■ TASK BRIEF
Count how many lines hold the word "true" and give that number as the whole answer.

(Dataset records)
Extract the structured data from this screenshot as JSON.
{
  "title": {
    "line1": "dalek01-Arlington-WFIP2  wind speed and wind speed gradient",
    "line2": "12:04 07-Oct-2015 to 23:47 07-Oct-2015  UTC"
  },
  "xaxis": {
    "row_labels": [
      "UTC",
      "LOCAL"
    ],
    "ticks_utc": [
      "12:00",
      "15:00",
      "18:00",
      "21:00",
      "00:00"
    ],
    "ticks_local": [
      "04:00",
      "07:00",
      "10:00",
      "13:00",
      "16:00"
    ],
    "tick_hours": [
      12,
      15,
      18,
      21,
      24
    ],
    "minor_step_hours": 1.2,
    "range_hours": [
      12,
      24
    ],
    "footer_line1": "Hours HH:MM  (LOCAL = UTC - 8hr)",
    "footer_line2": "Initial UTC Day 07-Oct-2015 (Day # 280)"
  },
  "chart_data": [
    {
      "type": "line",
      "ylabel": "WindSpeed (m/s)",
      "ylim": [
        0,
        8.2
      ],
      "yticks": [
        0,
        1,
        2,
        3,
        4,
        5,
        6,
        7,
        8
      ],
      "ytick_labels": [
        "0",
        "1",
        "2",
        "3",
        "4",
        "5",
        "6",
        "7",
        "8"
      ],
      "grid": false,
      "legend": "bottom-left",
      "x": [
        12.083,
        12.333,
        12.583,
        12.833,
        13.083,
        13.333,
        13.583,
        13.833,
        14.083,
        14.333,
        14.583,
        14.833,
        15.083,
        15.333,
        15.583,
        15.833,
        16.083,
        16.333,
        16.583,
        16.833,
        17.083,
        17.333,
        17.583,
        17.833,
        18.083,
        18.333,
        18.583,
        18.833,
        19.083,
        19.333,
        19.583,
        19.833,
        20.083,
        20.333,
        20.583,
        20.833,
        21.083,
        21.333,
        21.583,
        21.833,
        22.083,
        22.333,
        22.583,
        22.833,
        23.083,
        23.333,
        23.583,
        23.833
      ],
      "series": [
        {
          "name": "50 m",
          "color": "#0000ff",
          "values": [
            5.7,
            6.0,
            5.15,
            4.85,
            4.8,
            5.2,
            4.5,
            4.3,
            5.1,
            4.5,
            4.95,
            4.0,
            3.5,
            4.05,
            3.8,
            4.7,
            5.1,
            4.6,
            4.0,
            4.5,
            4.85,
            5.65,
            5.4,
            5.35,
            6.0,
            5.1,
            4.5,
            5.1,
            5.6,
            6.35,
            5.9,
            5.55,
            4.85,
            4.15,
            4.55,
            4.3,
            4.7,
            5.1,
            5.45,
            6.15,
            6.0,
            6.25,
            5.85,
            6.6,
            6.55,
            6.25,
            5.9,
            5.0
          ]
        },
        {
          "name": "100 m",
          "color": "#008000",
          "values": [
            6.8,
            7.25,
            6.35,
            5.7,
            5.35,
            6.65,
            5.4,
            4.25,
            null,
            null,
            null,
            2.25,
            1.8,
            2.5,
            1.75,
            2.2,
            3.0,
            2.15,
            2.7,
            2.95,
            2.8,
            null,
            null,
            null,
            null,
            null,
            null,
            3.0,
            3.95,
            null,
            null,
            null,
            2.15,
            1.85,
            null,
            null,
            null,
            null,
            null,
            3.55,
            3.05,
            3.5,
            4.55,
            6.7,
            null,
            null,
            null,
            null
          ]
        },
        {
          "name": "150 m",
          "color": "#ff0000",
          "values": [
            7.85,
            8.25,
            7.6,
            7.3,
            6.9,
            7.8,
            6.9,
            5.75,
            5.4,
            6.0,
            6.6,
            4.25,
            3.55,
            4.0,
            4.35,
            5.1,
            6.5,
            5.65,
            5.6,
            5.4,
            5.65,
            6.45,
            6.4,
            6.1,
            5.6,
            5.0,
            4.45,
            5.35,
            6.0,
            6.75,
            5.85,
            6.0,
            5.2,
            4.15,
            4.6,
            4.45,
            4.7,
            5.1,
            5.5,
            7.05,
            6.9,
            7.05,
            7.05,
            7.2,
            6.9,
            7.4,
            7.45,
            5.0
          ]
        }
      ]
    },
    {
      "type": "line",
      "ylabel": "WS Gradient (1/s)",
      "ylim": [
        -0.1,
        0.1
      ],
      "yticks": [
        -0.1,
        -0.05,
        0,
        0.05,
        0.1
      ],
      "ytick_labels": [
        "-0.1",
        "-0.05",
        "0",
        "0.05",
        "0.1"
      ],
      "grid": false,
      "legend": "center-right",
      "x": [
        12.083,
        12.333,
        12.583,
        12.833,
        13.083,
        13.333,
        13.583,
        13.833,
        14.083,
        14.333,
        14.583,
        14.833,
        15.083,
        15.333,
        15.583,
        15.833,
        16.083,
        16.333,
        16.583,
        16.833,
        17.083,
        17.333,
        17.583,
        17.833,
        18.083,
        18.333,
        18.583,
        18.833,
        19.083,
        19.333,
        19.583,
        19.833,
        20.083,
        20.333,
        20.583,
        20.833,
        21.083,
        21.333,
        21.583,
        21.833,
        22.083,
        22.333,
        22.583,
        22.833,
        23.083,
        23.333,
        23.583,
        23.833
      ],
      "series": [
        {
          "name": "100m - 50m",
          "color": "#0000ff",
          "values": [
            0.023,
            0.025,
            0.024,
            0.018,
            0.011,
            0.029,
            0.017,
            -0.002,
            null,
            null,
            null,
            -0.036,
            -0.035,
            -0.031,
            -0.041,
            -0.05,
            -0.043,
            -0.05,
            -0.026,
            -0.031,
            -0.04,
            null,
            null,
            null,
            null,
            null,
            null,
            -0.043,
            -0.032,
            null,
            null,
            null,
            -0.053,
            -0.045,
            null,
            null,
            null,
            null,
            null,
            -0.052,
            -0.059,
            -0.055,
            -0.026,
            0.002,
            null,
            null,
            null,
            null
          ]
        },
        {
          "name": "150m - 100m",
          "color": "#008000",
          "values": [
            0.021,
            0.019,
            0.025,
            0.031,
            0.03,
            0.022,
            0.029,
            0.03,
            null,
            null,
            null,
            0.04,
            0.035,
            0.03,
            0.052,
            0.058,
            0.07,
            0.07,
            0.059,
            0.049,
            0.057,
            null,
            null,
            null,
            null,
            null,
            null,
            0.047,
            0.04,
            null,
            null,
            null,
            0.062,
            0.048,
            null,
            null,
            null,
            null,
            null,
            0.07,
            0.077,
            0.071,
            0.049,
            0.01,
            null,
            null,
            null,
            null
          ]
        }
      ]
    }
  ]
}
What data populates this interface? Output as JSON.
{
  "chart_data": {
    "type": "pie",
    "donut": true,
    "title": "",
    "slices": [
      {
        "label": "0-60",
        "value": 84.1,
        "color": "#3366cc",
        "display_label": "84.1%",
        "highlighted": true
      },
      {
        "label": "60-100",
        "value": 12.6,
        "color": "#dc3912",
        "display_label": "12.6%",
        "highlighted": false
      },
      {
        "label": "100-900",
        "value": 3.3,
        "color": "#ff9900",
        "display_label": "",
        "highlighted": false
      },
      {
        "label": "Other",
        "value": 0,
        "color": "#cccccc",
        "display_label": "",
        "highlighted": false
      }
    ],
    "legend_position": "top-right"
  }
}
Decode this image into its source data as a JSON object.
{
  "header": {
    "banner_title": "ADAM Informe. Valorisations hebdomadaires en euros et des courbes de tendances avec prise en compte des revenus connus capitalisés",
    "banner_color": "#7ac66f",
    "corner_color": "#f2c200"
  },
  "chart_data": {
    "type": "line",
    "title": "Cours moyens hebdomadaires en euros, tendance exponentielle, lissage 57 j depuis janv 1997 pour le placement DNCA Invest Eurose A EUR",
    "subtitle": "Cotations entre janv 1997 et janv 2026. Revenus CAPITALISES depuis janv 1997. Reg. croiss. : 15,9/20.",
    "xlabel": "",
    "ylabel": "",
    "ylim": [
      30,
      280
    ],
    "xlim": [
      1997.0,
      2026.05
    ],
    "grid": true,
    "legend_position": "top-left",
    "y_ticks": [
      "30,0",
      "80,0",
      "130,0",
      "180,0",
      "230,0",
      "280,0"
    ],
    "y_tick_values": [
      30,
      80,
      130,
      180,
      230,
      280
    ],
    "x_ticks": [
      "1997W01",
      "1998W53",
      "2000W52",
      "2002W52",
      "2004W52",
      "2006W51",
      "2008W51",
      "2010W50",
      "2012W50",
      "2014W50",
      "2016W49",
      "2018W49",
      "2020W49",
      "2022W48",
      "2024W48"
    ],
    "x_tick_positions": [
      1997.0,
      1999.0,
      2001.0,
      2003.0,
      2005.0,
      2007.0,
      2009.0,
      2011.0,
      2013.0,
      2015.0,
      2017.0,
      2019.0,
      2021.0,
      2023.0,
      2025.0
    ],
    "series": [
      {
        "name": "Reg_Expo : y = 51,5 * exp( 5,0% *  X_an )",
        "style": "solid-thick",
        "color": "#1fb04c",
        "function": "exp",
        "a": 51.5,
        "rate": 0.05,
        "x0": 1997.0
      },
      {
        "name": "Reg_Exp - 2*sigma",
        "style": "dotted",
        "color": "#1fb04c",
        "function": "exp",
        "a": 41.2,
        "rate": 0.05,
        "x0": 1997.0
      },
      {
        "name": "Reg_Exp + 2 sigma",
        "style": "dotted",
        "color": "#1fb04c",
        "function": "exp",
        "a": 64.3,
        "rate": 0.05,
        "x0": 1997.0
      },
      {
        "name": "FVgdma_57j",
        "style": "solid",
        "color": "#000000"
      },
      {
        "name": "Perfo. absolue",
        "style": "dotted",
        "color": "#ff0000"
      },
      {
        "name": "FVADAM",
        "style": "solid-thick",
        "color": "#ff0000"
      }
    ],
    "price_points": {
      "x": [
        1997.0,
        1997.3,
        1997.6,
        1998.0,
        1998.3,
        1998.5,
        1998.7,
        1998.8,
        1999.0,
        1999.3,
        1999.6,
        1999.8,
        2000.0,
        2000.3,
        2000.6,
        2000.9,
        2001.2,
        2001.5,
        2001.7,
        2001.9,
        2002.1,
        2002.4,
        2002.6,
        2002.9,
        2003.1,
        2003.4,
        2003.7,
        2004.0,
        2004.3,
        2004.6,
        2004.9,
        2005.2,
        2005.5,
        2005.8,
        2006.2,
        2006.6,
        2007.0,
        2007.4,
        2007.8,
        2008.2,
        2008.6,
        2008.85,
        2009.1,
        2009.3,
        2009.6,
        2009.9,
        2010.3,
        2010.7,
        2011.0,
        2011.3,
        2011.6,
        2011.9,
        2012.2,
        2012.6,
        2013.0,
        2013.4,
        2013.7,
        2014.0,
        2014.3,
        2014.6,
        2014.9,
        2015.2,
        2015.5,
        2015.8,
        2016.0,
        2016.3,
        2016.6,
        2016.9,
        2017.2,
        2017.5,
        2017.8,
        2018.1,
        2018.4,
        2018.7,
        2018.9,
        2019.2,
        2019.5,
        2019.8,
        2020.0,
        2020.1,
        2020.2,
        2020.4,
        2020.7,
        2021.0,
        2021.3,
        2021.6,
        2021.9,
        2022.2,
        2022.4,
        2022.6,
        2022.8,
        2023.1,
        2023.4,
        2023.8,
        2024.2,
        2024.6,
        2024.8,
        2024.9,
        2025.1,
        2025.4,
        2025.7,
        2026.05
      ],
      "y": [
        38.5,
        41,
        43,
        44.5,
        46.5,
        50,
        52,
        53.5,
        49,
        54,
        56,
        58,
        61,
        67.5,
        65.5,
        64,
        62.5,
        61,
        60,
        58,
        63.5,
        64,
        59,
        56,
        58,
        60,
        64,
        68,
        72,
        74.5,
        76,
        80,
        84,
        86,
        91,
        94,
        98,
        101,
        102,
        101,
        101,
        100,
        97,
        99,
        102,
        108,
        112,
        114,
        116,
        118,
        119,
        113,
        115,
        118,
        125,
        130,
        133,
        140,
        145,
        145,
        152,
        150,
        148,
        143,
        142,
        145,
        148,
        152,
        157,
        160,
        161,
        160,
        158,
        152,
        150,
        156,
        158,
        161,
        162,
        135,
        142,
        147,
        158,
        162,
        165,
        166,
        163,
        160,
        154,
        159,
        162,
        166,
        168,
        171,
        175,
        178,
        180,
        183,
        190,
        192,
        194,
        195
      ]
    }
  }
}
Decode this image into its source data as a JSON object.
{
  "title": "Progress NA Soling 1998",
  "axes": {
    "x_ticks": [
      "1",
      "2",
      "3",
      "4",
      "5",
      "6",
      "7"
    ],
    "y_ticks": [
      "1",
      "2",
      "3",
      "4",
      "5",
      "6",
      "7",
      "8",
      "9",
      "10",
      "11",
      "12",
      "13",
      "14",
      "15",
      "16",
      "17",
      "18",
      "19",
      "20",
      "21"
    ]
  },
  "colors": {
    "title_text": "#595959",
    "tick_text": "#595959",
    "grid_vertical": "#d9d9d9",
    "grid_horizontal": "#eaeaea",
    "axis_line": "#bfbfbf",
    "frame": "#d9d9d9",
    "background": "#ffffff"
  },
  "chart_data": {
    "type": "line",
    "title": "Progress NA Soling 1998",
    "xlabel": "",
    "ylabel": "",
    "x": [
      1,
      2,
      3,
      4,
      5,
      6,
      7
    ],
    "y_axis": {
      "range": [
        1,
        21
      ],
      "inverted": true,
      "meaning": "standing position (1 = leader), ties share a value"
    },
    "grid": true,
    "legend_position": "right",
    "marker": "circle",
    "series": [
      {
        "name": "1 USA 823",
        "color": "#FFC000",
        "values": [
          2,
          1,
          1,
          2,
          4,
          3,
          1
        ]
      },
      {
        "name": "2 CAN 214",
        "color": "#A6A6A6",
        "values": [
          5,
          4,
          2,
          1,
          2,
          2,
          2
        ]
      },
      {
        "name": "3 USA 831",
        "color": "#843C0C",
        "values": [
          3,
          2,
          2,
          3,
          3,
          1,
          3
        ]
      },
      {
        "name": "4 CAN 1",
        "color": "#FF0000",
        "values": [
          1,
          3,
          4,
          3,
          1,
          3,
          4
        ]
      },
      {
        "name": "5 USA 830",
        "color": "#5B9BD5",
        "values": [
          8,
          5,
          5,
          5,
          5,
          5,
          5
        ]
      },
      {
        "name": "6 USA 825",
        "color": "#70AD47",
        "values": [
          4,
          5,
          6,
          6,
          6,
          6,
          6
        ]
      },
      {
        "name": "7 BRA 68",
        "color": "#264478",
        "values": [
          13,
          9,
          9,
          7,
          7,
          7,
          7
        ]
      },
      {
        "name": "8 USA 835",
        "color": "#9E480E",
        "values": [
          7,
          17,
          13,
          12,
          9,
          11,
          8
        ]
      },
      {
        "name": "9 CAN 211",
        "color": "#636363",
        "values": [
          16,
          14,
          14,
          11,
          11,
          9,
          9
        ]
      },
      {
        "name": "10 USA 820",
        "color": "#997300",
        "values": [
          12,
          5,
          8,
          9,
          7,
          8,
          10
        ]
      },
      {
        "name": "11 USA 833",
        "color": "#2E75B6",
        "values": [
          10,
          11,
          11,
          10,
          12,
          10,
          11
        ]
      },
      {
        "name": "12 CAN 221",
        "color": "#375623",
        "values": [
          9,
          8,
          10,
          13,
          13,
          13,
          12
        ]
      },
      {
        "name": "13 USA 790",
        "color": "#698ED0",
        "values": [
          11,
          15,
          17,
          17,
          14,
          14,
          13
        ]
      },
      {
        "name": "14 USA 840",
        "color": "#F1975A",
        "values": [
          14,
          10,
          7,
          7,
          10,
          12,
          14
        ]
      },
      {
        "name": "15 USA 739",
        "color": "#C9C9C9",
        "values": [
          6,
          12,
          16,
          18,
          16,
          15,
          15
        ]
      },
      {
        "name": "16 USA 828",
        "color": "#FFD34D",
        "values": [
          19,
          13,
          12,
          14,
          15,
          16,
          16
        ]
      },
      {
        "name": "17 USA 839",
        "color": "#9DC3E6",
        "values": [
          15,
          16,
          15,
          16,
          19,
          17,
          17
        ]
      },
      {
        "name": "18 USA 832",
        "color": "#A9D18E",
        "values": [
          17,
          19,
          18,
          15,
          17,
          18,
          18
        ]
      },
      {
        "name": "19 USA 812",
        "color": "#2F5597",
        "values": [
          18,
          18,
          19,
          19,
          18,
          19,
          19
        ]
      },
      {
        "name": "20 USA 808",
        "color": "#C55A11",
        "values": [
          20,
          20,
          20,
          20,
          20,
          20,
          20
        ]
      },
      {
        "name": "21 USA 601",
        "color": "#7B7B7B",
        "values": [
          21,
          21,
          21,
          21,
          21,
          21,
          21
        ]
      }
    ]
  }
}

■ SOLUTION FOR THIS TASK
5